→ **DO THIS**
With the pictures omitted, write out the entries that follow exactly as they stand.

→ **DATA LINES**
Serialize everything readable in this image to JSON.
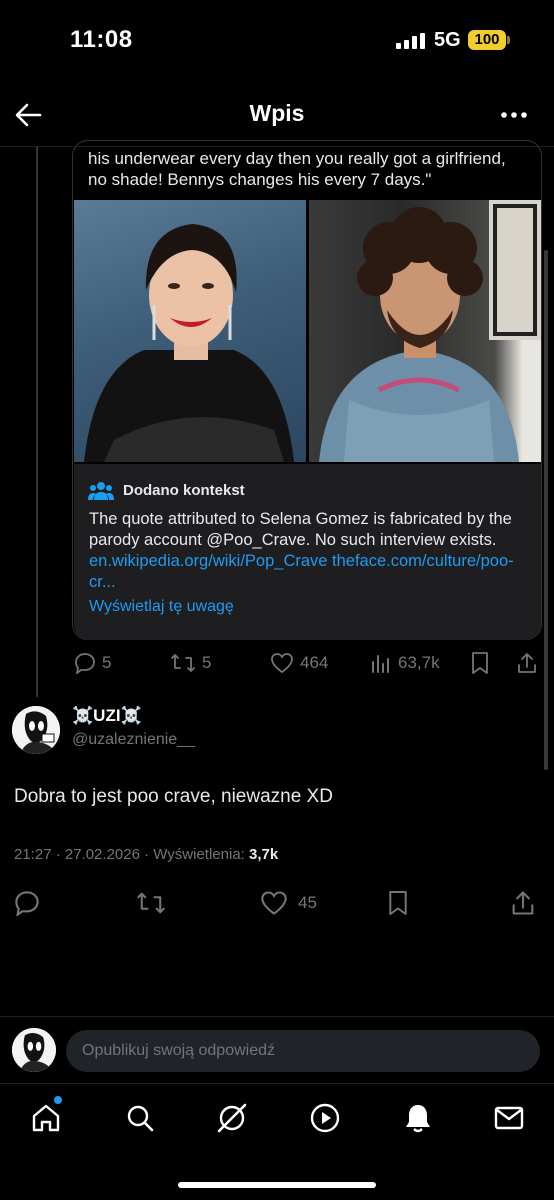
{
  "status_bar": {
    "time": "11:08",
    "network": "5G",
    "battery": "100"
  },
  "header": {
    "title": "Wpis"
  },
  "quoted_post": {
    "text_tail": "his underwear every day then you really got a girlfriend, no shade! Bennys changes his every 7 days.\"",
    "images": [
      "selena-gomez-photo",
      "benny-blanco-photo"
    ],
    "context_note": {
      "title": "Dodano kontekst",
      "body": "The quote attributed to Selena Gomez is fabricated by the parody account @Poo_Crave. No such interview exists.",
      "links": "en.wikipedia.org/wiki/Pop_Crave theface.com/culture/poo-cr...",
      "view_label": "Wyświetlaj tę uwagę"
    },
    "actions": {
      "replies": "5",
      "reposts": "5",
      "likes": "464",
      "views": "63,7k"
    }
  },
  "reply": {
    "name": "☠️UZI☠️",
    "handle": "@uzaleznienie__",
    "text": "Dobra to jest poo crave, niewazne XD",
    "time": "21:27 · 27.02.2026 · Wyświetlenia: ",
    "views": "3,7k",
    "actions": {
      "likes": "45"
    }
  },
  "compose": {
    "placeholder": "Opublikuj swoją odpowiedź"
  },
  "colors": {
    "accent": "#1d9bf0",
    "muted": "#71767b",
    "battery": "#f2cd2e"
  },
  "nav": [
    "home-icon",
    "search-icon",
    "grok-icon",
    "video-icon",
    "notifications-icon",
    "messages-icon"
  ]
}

→ **OUTPUT OF THE EXERCISE**
Serialize everything readable in this image to JSON.
{
  "status_bar": {
    "time": "11:08",
    "network": "5G",
    "battery": "100"
  },
  "header": {
    "title": "Wpis"
  },
  "quoted_post": {
    "text_tail": "his underwear every day then you really got a girlfriend, no shade! Bennys changes his every 7 days.\"",
    "images": [
      "selena-gomez-photo",
      "benny-blanco-photo"
    ],
    "context_note": {
      "title": "Dodano kontekst",
      "body": "The quote attributed to Selena Gomez is fabricated by the parody account @Poo_Crave. No such interview exists.",
      "links": "en.wikipedia.org/wiki/Pop_Crave theface.com/culture/poo-cr...",
      "view_label": "Wyświetlaj tę uwagę"
    },
    "actions": {
      "replies": "5",
      "reposts": "5",
      "likes": "464",
      "views": "63,7k"
    }
  },
  "reply": {
    "name": "☠️UZI☠️",
    "handle": "@uzaleznienie__",
    "text": "Dobra to jest poo crave, niewazne XD",
    "time": "21:27 · 27.02.2026 · Wyświetlenia: ",
    "views": "3,7k",
    "actions": {
      "likes": "45"
    }
  },
  "compose": {
    "placeholder": "Opublikuj swoją odpowiedź"
  },
  "colors": {
    "accent": "#1d9bf0",
    "muted": "#71767b",
    "battery": "#f2cd2e"
  },
  "nav": [
    "home-icon",
    "search-icon",
    "grok-icon",
    "video-icon",
    "notifications-icon",
    "messages-icon"
  ]
}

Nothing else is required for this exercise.